*EXERCISE OBJECTIVE:* Convert the data from the start through the line containing "colorbar-swatch: [616, 504, 659, 518]" into a JSON list of strings, one string per line, with blank lines omitted.

Element placement data:
· · · · ·

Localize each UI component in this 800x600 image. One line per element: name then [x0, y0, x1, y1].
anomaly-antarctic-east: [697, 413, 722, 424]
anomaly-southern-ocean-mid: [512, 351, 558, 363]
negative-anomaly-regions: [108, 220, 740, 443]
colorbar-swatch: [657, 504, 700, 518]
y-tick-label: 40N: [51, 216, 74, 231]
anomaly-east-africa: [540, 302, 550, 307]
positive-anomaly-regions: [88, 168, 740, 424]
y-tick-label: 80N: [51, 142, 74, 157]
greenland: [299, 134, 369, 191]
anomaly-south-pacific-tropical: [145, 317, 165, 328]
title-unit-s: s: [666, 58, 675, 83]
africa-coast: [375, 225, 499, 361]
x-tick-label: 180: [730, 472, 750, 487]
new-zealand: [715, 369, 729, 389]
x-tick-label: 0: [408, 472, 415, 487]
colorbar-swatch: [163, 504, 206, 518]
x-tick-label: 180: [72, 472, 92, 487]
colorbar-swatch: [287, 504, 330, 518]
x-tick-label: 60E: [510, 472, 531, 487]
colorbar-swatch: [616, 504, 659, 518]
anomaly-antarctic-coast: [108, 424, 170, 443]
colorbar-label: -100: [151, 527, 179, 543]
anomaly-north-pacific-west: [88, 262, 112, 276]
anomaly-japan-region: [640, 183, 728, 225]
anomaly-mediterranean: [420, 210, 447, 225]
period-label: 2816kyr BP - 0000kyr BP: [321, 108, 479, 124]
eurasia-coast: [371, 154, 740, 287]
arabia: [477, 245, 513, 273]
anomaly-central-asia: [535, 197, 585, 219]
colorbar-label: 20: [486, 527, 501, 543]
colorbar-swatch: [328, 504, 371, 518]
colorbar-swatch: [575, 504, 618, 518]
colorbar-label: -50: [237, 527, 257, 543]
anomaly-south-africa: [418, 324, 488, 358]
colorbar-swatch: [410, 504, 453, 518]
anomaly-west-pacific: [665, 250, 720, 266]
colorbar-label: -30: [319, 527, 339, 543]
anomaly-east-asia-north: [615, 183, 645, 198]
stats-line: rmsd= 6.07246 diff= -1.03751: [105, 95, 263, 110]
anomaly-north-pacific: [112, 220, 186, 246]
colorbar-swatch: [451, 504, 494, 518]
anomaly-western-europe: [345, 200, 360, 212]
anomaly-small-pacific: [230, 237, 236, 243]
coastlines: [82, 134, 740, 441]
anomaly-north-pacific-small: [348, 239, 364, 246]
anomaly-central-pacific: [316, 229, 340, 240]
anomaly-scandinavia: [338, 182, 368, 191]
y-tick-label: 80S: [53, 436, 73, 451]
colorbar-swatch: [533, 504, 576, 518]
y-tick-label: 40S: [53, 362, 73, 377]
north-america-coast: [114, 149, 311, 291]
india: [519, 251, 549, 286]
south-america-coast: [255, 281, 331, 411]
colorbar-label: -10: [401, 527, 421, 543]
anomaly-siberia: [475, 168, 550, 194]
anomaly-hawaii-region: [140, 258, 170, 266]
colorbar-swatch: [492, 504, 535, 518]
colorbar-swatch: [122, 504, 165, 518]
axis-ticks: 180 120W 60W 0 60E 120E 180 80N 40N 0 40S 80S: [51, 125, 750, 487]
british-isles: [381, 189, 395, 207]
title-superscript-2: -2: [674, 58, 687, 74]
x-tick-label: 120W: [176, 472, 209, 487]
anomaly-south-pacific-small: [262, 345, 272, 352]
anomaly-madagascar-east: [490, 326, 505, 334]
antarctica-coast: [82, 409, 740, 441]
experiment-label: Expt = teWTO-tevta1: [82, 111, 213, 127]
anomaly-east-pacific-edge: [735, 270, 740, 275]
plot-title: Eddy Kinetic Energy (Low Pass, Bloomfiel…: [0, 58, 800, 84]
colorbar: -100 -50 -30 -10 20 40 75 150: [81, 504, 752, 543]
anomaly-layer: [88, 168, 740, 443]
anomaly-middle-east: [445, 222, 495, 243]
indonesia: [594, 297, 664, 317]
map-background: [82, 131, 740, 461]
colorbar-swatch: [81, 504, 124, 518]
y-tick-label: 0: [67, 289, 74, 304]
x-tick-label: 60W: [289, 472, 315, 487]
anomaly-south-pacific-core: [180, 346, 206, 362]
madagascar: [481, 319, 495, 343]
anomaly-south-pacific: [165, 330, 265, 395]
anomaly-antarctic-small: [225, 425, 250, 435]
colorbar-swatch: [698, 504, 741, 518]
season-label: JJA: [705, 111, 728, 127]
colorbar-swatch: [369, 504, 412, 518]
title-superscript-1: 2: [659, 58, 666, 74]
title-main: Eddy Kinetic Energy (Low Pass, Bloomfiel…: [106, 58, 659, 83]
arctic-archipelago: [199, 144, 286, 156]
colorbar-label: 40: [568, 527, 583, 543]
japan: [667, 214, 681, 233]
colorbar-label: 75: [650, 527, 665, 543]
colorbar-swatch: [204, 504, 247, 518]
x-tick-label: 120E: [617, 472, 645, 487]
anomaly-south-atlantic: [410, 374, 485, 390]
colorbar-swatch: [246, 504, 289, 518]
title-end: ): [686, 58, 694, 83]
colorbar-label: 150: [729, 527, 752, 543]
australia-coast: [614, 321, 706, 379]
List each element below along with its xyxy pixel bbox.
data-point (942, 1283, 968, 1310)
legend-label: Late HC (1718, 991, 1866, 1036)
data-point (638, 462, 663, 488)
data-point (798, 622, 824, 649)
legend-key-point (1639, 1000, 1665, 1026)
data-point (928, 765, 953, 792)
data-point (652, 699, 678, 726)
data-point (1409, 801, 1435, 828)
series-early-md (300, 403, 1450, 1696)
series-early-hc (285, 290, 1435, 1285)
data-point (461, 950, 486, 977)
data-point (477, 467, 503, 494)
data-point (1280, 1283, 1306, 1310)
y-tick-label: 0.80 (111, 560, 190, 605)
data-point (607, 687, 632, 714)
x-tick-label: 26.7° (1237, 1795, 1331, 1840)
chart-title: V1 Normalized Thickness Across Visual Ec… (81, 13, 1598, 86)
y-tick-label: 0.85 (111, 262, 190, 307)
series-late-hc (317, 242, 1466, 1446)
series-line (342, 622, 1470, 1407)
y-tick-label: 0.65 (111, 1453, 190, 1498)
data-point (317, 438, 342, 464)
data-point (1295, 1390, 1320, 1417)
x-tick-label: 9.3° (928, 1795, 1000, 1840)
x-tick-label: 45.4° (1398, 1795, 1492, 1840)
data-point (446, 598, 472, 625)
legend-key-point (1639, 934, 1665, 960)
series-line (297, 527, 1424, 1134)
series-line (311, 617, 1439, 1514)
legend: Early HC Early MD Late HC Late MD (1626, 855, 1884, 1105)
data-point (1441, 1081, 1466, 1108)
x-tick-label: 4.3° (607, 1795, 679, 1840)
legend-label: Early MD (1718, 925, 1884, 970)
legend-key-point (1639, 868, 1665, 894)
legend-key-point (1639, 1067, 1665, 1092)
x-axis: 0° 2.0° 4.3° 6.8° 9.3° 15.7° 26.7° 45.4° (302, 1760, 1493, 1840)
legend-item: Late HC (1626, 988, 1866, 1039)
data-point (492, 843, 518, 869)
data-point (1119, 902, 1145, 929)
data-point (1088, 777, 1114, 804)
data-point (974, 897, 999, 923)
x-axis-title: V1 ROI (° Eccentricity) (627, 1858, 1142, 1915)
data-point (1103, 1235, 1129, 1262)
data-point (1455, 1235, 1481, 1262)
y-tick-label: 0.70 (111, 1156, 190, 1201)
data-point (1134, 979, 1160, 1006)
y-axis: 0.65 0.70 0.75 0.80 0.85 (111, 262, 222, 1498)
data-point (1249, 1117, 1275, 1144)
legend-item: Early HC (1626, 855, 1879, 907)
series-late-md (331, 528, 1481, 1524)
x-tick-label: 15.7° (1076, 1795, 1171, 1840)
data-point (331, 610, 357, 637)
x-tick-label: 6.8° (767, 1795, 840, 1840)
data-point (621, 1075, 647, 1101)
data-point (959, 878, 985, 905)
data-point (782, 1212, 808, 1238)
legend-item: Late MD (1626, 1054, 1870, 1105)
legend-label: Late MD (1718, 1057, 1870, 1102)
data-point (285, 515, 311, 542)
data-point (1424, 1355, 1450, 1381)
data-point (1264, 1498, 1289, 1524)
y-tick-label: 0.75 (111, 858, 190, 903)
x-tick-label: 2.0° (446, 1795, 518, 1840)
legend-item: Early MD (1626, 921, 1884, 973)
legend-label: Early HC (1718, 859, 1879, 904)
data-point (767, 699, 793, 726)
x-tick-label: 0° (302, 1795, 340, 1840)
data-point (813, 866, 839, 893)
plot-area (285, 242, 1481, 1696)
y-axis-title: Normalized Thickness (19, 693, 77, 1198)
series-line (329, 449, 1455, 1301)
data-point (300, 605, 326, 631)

· · · · ·

*RESULT OF THIS EXERCISE:*
[
  "Localize each UI component in this 800x600 image. One line per element: name then [x0, y0, x1, y1].",
  "anomaly-antarctic-east: [697, 413, 722, 424]",
  "anomaly-southern-ocean-mid: [512, 351, 558, 363]",
  "negative-anomaly-regions: [108, 220, 740, 443]",
  "colorbar-swatch: [657, 504, 700, 518]",
  "y-tick-label: 40N: [51, 216, 74, 231]",
  "anomaly-east-africa: [540, 302, 550, 307]",
  "positive-anomaly-regions: [88, 168, 740, 424]",
  "y-tick-label: 80N: [51, 142, 74, 157]",
  "greenland: [299, 134, 369, 191]",
  "anomaly-south-pacific-tropical: [145, 317, 165, 328]",
  "title-unit-s: s: [666, 58, 675, 83]",
  "africa-coast: [375, 225, 499, 361]",
  "x-tick-label: 180: [730, 472, 750, 487]",
  "new-zealand: [715, 369, 729, 389]",
  "x-tick-label: 0: [408, 472, 415, 487]",
  "colorbar-swatch: [163, 504, 206, 518]",
  "x-tick-label: 180: [72, 472, 92, 487]",
  "colorbar-swatch: [287, 504, 330, 518]",
  "x-tick-label: 60E: [510, 472, 531, 487]",
  "colorbar-swatch: [616, 504, 659, 518]"
]